*Do this*:
Please transcribe the records precisely; pictures stay out of your copy.

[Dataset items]

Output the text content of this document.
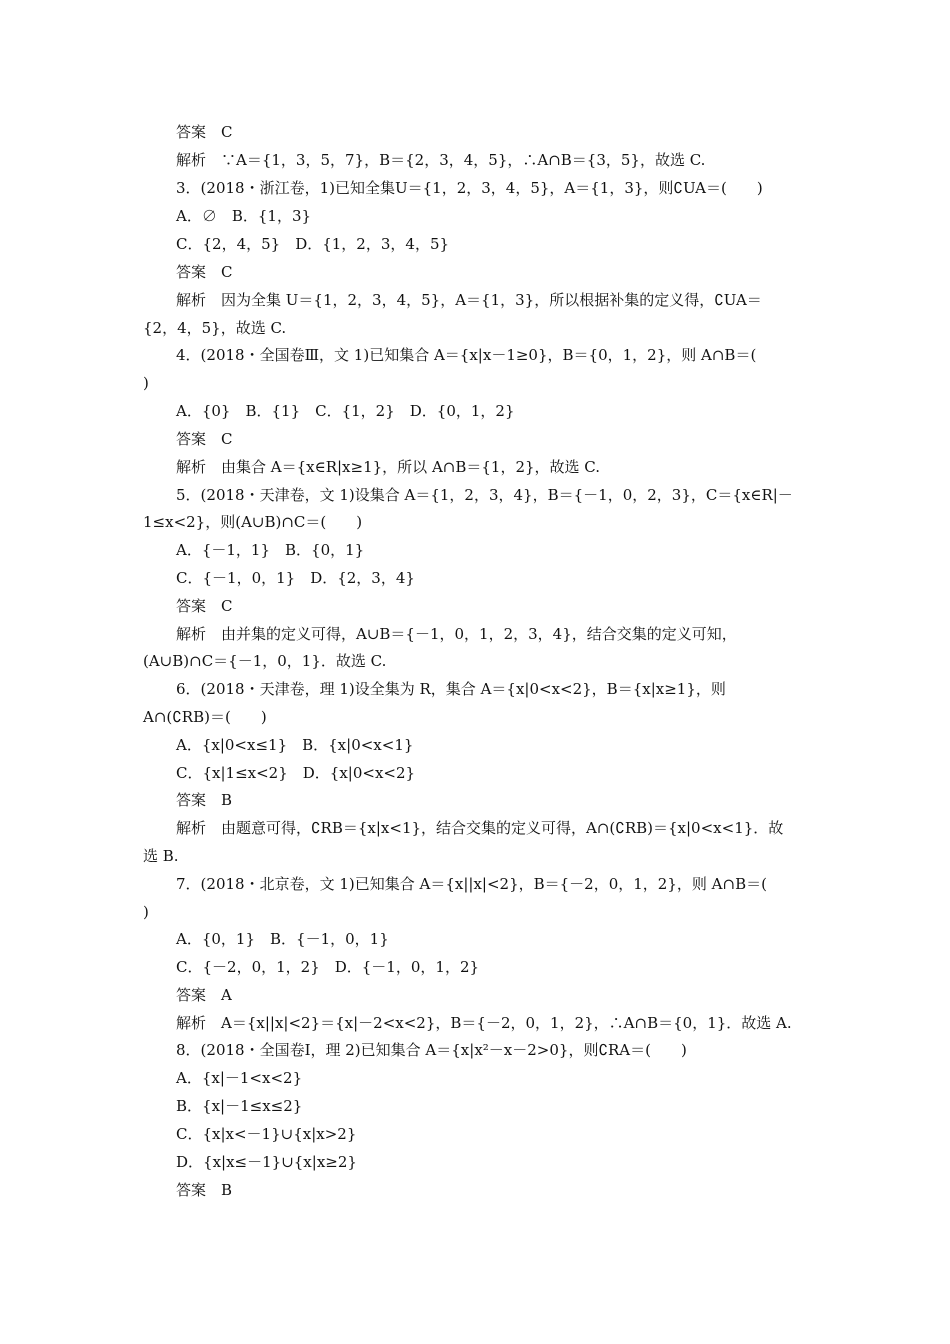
答案　C
解析　∵A＝{1，3，5，7}，B＝{2，3，4，5}，∴A∩B＝{3，5}，故选 C.
3．(2018・浙江卷，1)已知全集U＝{1，2，3，4，5}，A＝{1，3}，则∁UA＝(　　)
A．∅　B．{1，3}
C．{2，4，5}　D．{1，2，3，4，5}
答案　C
解析　因为全集 U＝{1，2，3，4，5}，A＝{1，3}，所以根据补集的定义得，∁UA＝
{2，4，5}，故选 C.
4．(2018・全国卷Ⅲ，文 1)已知集合 A＝{x|x－1≥0}，B＝{0，1，2}，则 A∩B＝(
)
A．{0}　B．{1}　C．{1，2}　D．{0，1，2}
答案　C
解析　由集合 A＝{x∈R|x≥1}，所以 A∩B＝{1，2}，故选 C.
5．(2018・天津卷，文 1)设集合 A＝{1，2，3，4}，B＝{－1，0，2，3}，C＝{x∈R|－
1≤x<2}，则(A∪B)∩C＝(　　)
A．{－1，1}　B．{0，1}
C．{－1，0，1}　D．{2，3，4}
答案　C
解析　由并集的定义可得，A∪B＝{－1，0，1，2，3，4}，结合交集的定义可知，
(A∪B)∩C＝{－1，0，1}．故选 C.
6．(2018・天津卷，理 1)设全集为 R，集合 A＝{x|0<x<2}，B＝{x|x≥1}，则
A∩(∁RB)＝(　　)
A．{x|0<x≤1}　B．{x|0<x<1}
C．{x|1≤x<2}　D．{x|0<x<2}
答案　B
解析　由题意可得，∁RB＝{x|x<1}，结合交集的定义可得，A∩(∁RB)＝{x|0<x<1}．故
选 B.
7．(2018・北京卷，文 1)已知集合 A＝{x||x|<2}，B＝{－2，0，1，2}，则 A∩B＝(
)
A．{0，1}　B．{－1，0，1}
C．{－2，0，1，2}　D．{－1，0，1，2}
答案　A
解析　A＝{x||x|<2}＝{x|－2<x<2}，B＝{－2，0，1，2}，∴A∩B＝{0，1}．故选 A.
8．(2018・全国卷Ⅰ，理 2)已知集合 A＝{x|x²－x－2>0}，则∁RA＝(　　)
A．{x|－1<x<2}
B．{x|－1≤x≤2}
C．{x|x<－1}∪{x|x>2}
D．{x|x≤－1}∪{x|x≥2}
答案　B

*Problem solution*:
Output the text content of this document.
答案　C
解析　∵A＝{1，3，5，7}，B＝{2，3，4，5}，∴A∩B＝{3，5}，故选 C.
3．(2018・浙江卷，1)已知全集U＝{1，2，3，4，5}，A＝{1，3}，则∁UA＝(　　)
A．∅　B．{1，3}
C．{2，4，5}　D．{1，2，3，4，5}
答案　C
解析　因为全集 U＝{1，2，3，4，5}，A＝{1，3}，所以根据补集的定义得，∁UA＝
{2，4，5}，故选 C.
4．(2018・全国卷Ⅲ，文 1)已知集合 A＝{x|x－1≥0}，B＝{0，1，2}，则 A∩B＝(
)
A．{0}　B．{1}　C．{1，2}　D．{0，1，2}
答案　C
解析　由集合 A＝{x∈R|x≥1}，所以 A∩B＝{1，2}，故选 C.
5．(2018・天津卷，文 1)设集合 A＝{1，2，3，4}，B＝{－1，0，2，3}，C＝{x∈R|－
1≤x<2}，则(A∪B)∩C＝(　　)
A．{－1，1}　B．{0，1}
C．{－1，0，1}　D．{2，3，4}
答案　C
解析　由并集的定义可得，A∪B＝{－1，0，1，2，3，4}，结合交集的定义可知，
(A∪B)∩C＝{－1，0，1}．故选 C.
6．(2018・天津卷，理 1)设全集为 R，集合 A＝{x|0<x<2}，B＝{x|x≥1}，则
A∩(∁RB)＝(　　)
A．{x|0<x≤1}　B．{x|0<x<1}
C．{x|1≤x<2}　D．{x|0<x<2}
答案　B
解析　由题意可得，∁RB＝{x|x<1}，结合交集的定义可得，A∩(∁RB)＝{x|0<x<1}．故
选 B.
7．(2018・北京卷，文 1)已知集合 A＝{x||x|<2}，B＝{－2，0，1，2}，则 A∩B＝(
)
A．{0，1}　B．{－1，0，1}
C．{－2，0，1，2}　D．{－1，0，1，2}
答案　A
解析　A＝{x||x|<2}＝{x|－2<x<2}，B＝{－2，0，1，2}，∴A∩B＝{0，1}．故选 A.
8．(2018・全国卷Ⅰ，理 2)已知集合 A＝{x|x²－x－2>0}，则∁RA＝(　　)
A．{x|－1<x<2}
B．{x|－1≤x≤2}
C．{x|x<－1}∪{x|x>2}
D．{x|x≤－1}∪{x|x≥2}
答案　B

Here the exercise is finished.